DATA SECTION
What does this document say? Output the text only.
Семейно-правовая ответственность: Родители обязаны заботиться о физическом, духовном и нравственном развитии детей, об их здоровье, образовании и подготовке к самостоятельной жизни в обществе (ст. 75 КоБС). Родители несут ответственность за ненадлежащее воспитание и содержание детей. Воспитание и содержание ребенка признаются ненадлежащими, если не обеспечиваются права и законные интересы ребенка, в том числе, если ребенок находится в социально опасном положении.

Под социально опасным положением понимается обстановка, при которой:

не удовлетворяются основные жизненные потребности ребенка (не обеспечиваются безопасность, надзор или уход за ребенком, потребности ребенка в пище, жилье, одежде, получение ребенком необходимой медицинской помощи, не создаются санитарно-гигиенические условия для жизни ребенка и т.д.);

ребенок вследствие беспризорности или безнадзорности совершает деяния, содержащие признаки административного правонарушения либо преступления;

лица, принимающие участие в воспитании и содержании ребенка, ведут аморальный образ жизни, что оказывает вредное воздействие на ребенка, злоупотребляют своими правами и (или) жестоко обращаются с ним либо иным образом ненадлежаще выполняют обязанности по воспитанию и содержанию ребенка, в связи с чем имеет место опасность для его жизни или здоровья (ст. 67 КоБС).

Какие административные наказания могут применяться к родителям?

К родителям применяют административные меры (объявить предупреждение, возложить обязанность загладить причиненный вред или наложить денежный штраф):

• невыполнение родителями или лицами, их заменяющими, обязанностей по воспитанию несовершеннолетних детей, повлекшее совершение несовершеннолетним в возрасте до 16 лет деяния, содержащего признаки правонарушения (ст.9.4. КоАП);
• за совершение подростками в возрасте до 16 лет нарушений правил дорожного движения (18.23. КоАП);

PROBLEM STATEMENT
Check each line above for "возрасте" and return the ones that have it.

SOLUTION TO THIS TASK
• невыполнение родителями или лицами, их заменяющими, обязанностей по воспитанию несовершеннолетних детей, повлекшее совершение несовершеннолетним в возрасте до 16 лет деяния, содержащего признаки правонарушения (ст.9.4. КоАП);
• за совершение подростками в возрасте до 16 лет нарушений правил дорожного движения (18.23. КоАП);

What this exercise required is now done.